Pursuant to the above referenced agreements, the Company transferred
substantially all of the assets of its information technology government
services business, for a combined purchase price of approximately $10.9 million.
The purchase price is subject to a post-closing adjustment to be made within
sixty days of closing. This adjustment will be based on any differences between
the closing purchase price and the final purchase price which will be prepared
for the Buyers' review within sixty days of closing, as well as post-closing
collections of certain accounts receivables. The closing purchase price was
negotiated by the Company and the Buyers. The Buyers assumed certain incurred
liabilities of the information technology government services business in the
ordinary course of business and certain liabilities arising under the assumed
contracts.
At closing, the Company received approximately $5.3 million in cash which is
being used to fund current operating activities including payment of certain
liabilities not assumed by the Buyers; approximately $1.3 million is due six
months after closing, including interest; and approximately $4.3 million is due
as certain accounts receivables are collected which is expected to occur within
ninety days of closing. The aforementioned amounts are subject to any
adjustments from the preparation of the final purchase price statements as
previously discussed.
A final transaction for the Company's airport services business is signed and is
expected to close in the Company's third quarter.

- **TASKS TO CARRY OUT**:
(a) Please repeat part of the asset sale passage word for word, starting at the words containing "At closing, the" and stopping after "previously discussed.".
(b) Decide whether each statement agrees with the asset sale passage. Answer yes or no and quote the deciding words. (i) The post-closing adjustment is to be made within ninety days of closing. (ii) At closing, the Company received about $5.3 million in cash. (iii) The sale of the airport services business has already closed.
(c) According to the asset sale passage, when is the approximately $1.3 million payment due?

- **RECORDED DATA**:
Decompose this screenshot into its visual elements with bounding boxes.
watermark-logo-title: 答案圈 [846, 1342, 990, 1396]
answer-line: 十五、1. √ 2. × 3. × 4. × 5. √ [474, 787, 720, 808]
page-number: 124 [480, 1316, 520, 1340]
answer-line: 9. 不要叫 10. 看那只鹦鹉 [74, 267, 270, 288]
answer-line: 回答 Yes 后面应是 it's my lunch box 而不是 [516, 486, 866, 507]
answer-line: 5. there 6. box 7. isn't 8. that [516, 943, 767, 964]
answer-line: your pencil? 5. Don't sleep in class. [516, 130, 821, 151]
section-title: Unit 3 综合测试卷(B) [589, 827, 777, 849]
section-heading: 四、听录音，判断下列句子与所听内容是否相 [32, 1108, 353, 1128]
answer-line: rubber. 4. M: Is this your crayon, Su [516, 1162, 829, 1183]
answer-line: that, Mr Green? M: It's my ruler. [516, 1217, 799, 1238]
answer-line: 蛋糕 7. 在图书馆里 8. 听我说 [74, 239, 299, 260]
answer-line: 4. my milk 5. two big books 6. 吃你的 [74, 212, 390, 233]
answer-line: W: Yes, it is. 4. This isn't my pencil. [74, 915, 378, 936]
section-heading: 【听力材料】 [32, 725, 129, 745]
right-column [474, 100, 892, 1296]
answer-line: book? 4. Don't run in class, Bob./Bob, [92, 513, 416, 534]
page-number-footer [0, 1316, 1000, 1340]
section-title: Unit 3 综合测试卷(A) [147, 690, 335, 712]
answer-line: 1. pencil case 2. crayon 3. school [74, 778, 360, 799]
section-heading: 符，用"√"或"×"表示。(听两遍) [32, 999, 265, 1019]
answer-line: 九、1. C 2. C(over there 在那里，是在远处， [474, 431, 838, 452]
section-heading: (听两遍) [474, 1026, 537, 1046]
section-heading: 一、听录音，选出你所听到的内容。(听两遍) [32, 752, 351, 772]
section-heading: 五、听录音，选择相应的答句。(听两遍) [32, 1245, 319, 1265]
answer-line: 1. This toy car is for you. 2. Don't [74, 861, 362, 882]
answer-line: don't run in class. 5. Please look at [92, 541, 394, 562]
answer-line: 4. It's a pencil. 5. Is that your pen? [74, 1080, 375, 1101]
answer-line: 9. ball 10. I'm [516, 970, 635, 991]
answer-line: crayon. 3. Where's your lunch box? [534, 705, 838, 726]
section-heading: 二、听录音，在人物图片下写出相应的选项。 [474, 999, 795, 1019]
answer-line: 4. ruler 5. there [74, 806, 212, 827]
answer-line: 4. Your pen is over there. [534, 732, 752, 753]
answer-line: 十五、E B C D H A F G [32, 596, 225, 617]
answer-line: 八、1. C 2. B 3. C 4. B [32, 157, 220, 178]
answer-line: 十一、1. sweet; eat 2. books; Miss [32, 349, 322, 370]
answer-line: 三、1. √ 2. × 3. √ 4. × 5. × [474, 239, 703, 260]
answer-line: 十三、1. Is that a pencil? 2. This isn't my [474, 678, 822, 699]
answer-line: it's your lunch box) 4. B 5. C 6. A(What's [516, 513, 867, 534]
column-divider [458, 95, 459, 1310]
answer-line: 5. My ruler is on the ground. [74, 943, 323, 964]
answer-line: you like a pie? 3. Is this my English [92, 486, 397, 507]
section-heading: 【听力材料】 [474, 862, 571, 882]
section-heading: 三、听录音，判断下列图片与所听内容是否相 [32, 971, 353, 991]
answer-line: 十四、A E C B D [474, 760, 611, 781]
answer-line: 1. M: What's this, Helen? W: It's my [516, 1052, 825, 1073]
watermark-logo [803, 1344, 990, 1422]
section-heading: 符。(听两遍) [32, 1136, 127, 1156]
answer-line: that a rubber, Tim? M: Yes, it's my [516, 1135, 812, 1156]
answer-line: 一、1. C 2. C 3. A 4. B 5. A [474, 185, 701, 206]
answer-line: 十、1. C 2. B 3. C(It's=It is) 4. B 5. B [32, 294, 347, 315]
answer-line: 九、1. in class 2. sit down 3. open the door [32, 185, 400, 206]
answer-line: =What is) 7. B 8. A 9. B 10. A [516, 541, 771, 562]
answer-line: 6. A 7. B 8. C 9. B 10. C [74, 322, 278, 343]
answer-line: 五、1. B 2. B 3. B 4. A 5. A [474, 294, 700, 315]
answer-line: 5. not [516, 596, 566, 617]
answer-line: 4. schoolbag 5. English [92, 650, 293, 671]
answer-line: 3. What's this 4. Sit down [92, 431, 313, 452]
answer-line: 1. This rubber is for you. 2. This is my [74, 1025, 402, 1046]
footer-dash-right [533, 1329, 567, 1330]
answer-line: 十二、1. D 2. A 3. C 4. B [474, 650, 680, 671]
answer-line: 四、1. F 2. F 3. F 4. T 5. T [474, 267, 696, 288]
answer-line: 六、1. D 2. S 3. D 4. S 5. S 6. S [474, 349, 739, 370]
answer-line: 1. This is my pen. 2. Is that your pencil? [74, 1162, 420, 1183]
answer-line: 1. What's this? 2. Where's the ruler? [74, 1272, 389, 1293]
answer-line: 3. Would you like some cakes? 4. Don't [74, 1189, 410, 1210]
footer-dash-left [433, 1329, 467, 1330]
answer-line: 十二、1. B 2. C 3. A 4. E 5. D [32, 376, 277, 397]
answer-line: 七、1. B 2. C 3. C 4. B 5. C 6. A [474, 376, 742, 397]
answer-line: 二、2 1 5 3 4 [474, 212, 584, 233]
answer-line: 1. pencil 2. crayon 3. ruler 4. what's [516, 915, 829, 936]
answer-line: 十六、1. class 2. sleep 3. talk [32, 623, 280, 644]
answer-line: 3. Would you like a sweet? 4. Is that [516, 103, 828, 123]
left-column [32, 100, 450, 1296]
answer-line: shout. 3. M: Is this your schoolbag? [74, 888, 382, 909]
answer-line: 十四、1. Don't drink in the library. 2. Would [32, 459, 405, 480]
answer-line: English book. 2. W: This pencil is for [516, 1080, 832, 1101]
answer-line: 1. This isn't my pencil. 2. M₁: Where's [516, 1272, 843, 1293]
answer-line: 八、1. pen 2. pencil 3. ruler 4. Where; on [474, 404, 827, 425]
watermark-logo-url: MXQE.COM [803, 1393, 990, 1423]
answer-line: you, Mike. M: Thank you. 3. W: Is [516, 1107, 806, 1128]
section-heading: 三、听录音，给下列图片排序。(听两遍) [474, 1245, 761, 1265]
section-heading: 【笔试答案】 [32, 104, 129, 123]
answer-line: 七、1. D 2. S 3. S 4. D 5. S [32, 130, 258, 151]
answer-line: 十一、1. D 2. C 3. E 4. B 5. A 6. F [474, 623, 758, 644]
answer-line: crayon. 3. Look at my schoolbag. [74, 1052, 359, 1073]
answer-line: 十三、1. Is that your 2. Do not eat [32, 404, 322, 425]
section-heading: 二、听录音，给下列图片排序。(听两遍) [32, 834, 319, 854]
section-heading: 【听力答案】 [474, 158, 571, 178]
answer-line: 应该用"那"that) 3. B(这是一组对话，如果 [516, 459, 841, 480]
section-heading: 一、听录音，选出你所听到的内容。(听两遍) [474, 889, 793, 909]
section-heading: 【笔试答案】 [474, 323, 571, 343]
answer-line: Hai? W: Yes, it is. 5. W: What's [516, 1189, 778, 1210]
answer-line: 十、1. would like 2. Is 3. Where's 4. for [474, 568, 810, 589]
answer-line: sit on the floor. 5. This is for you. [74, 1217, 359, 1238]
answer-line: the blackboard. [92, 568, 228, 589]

- **RESPONSE LIST**:
(a)
At closing, the Company received approximately $5.3 million in cash which is
being used to fund current operating activities including payment of certain
liabilities not assumed by the Buyers; approximately $1.3 million is due six
months after closing, including interest; and approximately $4.3 million is due
as certain accounts receivables are collected which is expected to occur within
ninety days of closing. The aforementioned amounts are subject to any
adjustments from the preparation of the final purchase price statements as
previously discussed.

(b)
(i) No: "The purchase price is subject to a post-closing adjustment to be made within sixty days of closing."
(ii) Yes: "At closing, the Company received approximately $5.3 million in cash"
(iii) No: "A final transaction for the Company's airport services business is signed and is expected to close in the Company's third quarter."

(c) Six months after closing, including interest.